◆ **TRY IT**
For each line in the records that contains "working", make a copy.

◆ **Excerpts from a dataset**
»»

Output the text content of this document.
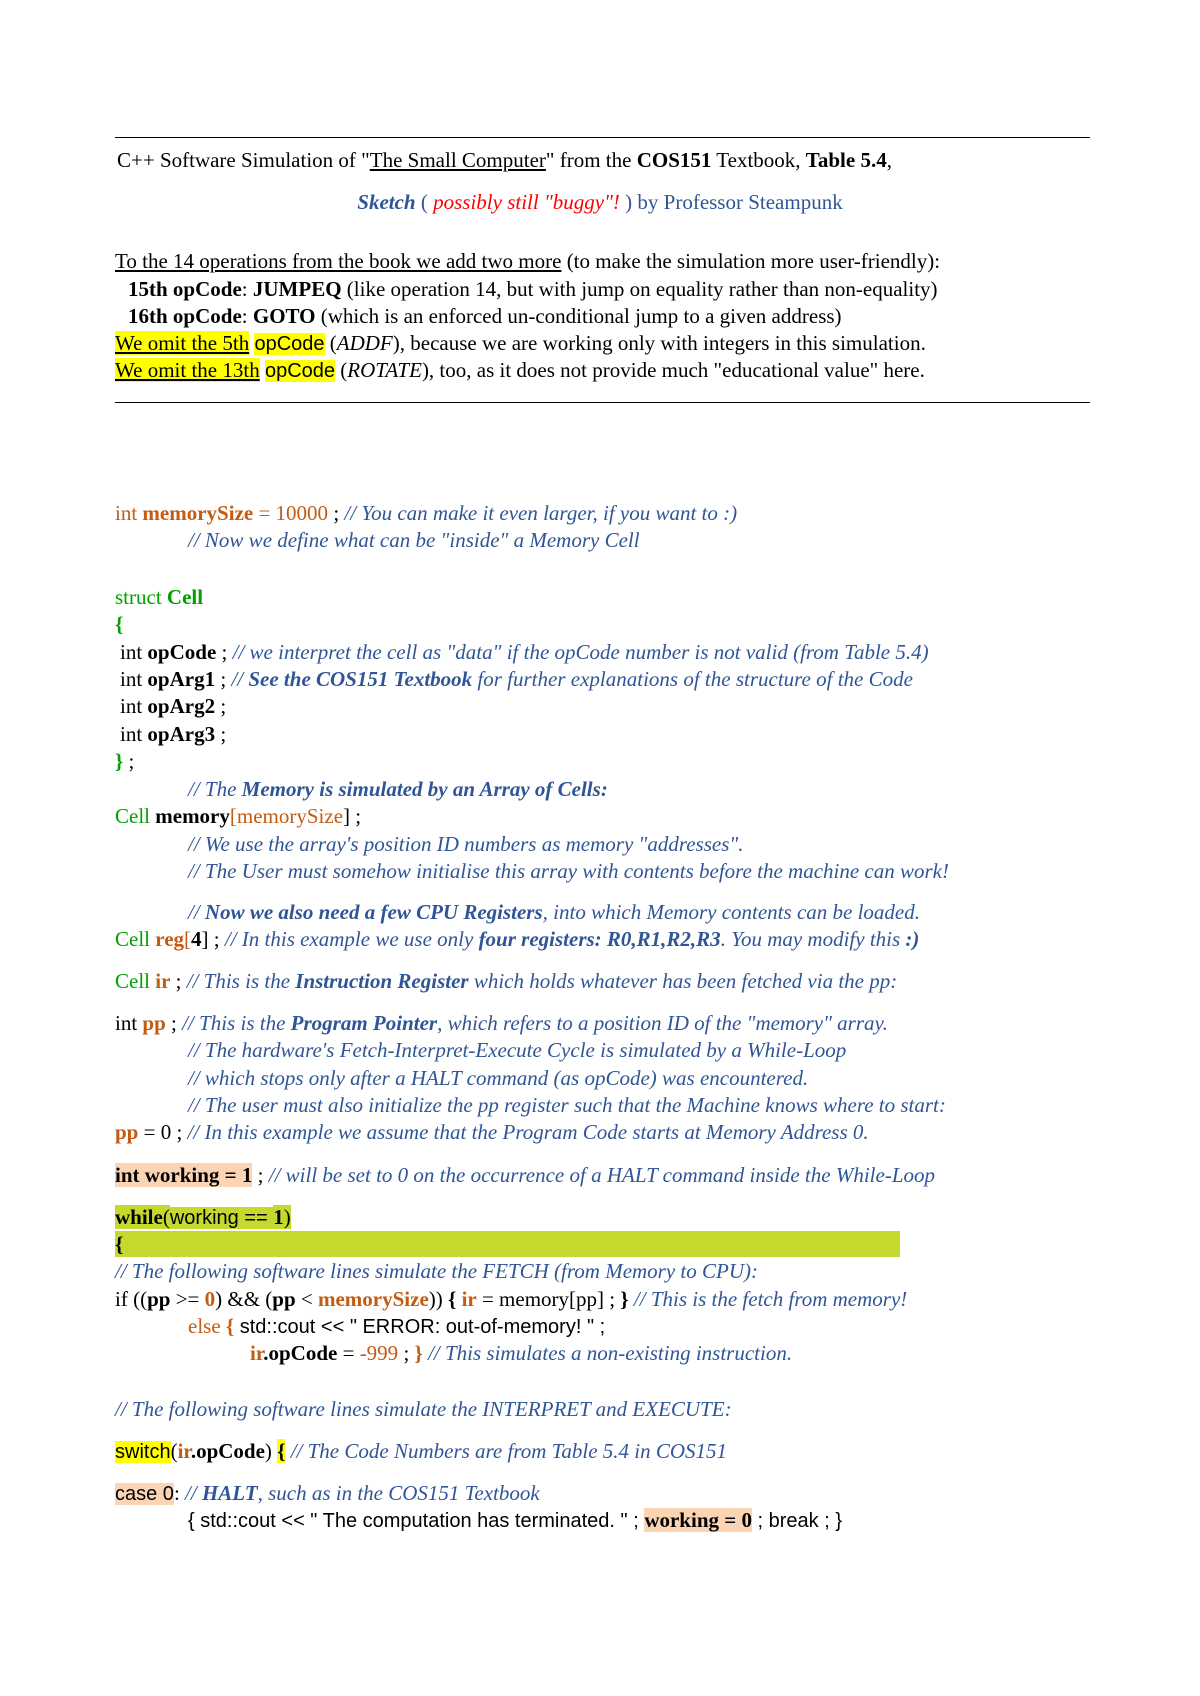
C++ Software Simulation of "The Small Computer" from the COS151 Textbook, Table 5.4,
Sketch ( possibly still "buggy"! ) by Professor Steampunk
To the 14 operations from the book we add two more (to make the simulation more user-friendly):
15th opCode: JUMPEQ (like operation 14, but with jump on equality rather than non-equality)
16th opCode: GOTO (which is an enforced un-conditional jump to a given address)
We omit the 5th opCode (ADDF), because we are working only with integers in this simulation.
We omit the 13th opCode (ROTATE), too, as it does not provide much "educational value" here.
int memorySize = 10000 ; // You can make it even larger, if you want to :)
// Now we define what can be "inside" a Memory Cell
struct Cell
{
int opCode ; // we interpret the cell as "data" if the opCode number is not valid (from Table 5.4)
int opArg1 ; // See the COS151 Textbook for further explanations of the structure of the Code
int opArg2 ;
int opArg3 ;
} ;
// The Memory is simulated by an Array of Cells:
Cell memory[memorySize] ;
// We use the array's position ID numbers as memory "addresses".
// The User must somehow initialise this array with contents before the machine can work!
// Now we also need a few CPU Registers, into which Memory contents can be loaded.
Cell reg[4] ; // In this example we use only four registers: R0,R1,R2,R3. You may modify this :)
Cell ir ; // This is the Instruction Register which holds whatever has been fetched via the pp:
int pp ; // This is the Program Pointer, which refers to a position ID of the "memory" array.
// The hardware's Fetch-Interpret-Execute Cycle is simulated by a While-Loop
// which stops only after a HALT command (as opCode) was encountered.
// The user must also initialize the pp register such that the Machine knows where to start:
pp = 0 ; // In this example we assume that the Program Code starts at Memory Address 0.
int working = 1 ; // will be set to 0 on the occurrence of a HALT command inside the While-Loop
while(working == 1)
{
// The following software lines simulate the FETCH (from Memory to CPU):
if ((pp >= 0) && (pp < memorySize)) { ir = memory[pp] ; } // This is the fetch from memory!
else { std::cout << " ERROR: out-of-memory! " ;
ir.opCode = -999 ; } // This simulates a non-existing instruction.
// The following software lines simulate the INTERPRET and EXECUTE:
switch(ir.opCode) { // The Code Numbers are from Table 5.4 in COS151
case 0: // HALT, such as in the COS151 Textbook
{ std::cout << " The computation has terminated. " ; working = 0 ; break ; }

««
»»

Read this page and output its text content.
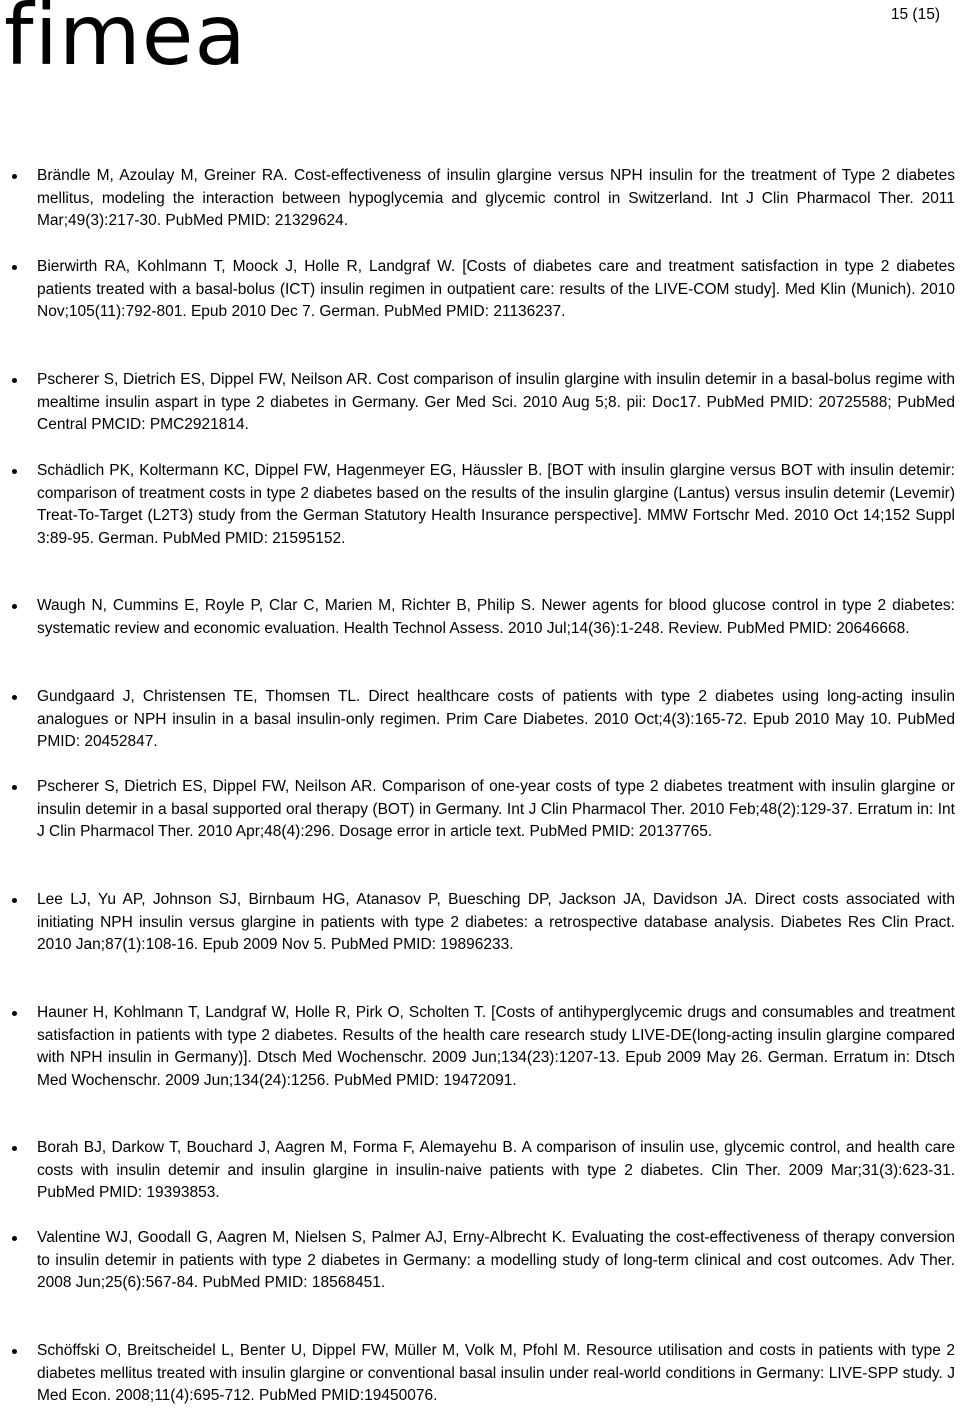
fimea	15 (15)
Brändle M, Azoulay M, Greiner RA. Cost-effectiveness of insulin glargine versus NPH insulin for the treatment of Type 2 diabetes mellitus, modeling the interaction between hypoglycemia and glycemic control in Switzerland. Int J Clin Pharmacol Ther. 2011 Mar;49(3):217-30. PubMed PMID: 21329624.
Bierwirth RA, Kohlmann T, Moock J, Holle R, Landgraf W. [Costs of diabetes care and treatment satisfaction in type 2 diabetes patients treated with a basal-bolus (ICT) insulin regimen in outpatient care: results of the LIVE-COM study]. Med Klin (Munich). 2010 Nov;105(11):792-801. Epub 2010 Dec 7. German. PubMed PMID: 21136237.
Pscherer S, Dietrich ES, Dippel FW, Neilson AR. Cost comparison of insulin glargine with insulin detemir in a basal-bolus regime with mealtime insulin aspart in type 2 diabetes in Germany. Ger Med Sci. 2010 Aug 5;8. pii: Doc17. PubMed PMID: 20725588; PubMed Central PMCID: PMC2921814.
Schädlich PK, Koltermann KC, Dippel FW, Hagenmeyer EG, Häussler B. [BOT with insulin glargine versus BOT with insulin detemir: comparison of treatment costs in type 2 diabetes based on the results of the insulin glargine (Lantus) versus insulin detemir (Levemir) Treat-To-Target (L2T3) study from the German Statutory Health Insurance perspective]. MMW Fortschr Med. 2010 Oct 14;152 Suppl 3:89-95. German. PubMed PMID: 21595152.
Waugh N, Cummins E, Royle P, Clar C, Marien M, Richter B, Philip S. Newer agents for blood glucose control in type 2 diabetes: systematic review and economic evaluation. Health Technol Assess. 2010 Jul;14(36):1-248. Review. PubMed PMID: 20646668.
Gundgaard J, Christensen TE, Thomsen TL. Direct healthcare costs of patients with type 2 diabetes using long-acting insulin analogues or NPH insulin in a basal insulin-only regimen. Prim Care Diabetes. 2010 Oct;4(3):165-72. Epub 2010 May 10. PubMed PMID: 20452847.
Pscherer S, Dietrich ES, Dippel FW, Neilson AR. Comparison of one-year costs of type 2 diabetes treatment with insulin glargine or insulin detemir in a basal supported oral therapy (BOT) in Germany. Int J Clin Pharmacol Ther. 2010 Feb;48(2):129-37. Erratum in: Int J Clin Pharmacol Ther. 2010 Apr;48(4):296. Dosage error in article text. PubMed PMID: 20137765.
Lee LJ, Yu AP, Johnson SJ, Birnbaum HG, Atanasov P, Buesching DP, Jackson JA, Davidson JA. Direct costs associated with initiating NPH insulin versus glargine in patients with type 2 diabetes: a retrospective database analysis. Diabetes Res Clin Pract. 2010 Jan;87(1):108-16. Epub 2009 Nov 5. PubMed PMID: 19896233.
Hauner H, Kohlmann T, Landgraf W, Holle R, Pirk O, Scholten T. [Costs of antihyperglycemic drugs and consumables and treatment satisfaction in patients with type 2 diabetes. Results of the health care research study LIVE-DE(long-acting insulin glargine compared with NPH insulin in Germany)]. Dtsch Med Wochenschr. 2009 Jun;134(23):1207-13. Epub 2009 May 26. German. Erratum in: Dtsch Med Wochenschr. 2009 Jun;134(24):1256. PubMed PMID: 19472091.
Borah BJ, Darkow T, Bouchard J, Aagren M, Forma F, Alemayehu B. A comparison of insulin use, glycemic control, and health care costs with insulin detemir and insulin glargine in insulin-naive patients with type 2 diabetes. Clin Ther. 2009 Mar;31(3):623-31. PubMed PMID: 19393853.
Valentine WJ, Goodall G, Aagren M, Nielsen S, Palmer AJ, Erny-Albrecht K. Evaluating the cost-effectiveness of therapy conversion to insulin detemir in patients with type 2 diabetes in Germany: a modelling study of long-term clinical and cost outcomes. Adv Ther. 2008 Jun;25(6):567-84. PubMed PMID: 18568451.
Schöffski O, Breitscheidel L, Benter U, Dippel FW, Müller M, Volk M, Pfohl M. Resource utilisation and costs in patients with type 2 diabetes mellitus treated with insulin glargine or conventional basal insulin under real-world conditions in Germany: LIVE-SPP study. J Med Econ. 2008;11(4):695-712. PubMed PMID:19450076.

««

◆ **ANSWER TO THIS EXERCISE**
We omit the 5th opCode (ADDF), because we are working only with integers in this simulation.
int working = 1 ; // will be set to 0 on the occurrence of a HALT command inside the While-Loop
while(working == 1)
{ std::cout << " The computation has terminated. " ; working = 0 ; break ; }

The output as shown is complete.